**Entries provided**.
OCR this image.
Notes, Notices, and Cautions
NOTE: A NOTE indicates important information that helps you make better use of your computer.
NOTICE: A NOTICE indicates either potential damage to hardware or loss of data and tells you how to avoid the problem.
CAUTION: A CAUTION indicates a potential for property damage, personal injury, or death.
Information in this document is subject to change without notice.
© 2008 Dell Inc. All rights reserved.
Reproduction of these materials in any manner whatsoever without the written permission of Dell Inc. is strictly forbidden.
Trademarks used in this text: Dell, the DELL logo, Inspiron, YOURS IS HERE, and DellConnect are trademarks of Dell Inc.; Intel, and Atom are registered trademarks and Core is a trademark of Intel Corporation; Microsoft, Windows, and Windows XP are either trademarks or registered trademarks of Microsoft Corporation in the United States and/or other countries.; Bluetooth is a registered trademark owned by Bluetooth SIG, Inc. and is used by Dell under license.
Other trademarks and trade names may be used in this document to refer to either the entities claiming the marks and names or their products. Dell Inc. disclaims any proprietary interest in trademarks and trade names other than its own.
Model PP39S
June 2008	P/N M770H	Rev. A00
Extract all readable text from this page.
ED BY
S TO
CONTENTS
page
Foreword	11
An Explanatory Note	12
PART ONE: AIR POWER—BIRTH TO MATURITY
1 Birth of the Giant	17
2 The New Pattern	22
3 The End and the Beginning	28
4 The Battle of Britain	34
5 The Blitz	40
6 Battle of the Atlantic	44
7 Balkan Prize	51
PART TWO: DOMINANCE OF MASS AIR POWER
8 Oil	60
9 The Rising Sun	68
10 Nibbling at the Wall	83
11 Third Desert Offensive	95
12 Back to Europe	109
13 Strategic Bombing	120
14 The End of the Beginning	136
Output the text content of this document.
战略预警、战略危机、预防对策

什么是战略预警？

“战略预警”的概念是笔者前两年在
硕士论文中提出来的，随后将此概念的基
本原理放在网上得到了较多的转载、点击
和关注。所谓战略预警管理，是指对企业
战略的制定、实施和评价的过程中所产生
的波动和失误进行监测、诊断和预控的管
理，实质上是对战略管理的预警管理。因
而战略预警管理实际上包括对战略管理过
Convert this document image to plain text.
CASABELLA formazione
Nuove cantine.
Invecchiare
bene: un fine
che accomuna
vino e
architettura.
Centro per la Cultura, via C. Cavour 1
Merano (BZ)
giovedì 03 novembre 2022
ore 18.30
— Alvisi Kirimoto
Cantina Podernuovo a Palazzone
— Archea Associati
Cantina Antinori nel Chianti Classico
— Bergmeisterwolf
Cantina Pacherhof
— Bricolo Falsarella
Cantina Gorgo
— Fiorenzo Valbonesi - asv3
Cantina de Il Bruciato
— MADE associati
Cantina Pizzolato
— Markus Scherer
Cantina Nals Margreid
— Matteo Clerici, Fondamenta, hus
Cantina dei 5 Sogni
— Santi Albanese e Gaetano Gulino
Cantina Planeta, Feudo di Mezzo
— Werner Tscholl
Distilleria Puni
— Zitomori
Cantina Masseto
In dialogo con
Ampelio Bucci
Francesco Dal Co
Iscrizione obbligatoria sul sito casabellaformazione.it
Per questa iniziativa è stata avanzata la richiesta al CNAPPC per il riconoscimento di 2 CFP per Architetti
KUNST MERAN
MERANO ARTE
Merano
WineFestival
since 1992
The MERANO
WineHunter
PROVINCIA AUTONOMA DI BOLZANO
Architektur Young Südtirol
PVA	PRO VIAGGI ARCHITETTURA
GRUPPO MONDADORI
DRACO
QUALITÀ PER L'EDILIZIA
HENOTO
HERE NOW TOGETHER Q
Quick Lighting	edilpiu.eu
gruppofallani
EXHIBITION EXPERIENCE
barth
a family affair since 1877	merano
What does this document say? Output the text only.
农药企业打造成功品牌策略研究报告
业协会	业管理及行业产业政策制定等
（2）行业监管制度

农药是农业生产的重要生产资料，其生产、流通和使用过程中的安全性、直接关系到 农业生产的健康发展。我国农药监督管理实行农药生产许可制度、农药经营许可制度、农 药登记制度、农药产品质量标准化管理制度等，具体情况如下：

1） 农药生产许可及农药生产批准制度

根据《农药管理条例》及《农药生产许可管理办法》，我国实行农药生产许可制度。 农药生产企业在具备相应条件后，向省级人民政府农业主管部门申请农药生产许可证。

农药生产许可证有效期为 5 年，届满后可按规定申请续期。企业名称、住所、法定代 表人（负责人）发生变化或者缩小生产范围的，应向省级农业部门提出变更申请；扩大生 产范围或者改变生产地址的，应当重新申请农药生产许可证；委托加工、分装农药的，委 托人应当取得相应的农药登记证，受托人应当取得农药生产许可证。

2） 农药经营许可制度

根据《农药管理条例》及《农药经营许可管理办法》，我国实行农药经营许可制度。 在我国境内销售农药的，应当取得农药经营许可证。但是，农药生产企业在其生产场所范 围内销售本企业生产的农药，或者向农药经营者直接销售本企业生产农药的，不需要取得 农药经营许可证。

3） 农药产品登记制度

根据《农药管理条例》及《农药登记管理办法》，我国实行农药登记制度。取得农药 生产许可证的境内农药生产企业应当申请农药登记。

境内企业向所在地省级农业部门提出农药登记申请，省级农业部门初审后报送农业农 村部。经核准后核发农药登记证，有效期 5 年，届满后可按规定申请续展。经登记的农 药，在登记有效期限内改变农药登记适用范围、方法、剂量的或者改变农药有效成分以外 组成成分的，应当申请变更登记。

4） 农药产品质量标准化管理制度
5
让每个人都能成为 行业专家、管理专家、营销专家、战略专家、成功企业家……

**Task brief**.
Select all lines in the listing that include the word "image".

**Answer for this exercise**.
OCR this image.
Convert this document image to plain text.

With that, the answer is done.